### TO DO
Extract the lines that carry the string "увидеть" from the listing.

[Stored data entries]
——
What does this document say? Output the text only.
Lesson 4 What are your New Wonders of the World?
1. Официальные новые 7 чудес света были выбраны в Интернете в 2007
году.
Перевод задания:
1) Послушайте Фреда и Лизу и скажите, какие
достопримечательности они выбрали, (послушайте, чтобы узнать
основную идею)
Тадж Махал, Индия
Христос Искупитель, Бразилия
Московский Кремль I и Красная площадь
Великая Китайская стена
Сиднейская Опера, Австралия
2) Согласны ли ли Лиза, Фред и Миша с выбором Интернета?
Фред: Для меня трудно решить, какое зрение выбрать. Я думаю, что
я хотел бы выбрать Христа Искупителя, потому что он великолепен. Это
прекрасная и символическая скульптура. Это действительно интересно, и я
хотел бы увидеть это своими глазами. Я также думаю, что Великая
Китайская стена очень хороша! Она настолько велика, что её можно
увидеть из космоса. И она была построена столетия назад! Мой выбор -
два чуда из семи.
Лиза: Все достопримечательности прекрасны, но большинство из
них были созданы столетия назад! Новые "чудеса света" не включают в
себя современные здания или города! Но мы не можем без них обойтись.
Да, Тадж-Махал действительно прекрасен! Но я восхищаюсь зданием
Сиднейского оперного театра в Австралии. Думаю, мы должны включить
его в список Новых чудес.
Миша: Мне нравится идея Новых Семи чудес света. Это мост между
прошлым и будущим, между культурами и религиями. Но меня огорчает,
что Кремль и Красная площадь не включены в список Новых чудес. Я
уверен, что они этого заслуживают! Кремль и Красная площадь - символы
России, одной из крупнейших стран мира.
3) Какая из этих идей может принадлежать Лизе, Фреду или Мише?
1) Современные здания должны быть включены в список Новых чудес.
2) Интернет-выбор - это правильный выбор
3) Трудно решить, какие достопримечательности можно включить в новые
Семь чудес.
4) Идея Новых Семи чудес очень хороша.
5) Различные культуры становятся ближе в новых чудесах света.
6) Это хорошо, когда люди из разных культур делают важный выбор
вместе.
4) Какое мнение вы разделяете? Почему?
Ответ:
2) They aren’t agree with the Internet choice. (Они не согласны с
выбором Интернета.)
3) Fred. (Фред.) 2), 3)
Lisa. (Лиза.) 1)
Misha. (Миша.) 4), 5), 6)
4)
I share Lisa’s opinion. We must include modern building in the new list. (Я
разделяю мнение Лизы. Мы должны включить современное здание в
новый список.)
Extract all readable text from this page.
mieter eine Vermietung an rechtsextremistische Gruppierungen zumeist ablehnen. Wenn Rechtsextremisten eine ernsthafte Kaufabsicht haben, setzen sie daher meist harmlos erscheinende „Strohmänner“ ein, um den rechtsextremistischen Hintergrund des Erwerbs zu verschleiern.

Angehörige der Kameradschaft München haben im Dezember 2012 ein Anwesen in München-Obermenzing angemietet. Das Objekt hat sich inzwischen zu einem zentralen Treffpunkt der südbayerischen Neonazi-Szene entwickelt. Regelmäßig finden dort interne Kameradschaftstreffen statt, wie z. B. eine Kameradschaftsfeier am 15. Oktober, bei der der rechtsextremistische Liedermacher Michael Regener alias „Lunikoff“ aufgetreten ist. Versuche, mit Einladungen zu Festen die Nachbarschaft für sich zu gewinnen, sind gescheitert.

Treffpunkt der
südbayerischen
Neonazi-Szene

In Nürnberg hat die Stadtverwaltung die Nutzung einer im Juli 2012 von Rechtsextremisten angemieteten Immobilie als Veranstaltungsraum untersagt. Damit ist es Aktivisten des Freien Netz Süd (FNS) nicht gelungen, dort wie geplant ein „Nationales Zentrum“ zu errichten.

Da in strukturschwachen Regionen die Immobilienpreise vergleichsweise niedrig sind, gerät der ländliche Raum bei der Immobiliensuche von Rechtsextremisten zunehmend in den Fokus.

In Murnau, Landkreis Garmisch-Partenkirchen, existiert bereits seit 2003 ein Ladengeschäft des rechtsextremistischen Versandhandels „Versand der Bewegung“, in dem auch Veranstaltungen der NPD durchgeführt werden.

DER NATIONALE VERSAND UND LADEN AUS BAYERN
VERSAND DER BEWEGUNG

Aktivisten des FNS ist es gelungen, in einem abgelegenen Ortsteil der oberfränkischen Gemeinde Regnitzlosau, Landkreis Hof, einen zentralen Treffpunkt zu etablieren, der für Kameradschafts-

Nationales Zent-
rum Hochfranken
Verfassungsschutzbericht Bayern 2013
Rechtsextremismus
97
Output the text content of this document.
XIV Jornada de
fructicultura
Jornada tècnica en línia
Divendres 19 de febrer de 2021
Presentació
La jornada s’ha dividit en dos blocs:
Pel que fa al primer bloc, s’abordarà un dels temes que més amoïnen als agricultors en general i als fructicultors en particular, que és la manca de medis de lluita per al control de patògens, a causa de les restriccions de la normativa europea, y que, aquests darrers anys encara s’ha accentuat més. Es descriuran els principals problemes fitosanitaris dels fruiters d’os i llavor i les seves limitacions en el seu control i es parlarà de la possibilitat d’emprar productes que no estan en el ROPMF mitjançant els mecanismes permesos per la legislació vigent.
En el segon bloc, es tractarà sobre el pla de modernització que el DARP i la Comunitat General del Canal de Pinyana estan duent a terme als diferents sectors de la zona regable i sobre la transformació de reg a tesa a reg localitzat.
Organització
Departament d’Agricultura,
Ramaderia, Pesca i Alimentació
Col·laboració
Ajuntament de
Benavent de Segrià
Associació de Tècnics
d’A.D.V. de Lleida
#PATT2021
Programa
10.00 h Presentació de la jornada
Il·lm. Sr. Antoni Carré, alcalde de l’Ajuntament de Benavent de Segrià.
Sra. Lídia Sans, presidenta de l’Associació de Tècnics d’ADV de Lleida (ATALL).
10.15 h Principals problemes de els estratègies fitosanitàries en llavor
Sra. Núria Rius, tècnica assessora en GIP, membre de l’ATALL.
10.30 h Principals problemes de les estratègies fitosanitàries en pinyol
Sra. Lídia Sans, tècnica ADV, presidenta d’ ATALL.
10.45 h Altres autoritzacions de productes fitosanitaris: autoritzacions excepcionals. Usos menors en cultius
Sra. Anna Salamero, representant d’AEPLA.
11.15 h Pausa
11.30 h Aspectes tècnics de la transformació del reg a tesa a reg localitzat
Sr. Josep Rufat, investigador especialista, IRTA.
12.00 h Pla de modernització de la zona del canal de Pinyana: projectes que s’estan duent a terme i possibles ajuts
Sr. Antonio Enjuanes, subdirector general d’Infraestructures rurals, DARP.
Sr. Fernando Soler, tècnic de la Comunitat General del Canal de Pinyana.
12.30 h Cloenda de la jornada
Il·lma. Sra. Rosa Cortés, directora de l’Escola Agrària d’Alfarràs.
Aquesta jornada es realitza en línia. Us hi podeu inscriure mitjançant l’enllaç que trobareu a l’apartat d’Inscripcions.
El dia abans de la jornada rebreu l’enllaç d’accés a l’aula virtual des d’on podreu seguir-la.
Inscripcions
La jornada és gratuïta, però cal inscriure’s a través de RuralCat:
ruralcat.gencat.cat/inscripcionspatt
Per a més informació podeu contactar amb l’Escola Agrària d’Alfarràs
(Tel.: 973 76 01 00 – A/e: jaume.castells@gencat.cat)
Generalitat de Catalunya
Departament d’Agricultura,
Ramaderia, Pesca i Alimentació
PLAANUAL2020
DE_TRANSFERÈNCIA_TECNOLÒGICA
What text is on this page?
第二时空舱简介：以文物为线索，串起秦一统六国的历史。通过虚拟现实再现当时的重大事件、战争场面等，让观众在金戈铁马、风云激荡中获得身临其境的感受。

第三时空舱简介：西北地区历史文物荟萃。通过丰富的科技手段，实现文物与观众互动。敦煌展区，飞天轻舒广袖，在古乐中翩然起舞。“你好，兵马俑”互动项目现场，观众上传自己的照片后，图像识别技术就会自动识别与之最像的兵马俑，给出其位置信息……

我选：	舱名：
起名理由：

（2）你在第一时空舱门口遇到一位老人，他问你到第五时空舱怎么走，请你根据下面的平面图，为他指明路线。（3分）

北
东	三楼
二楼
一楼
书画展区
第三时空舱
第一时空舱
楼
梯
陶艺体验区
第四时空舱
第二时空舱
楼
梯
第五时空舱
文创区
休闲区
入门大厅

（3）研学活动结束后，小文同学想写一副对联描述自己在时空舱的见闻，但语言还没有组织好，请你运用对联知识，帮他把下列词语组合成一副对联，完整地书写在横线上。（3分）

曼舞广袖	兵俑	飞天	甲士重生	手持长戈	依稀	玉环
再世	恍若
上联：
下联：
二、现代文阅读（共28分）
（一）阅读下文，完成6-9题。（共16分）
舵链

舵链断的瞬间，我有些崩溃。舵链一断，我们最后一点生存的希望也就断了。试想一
——
### WRITTEN ANSWER
хотел бы увидеть это своими глазами. Я также думаю, что Великая
увидеть из космоса. И она была построена столетия назад! Мой выбор -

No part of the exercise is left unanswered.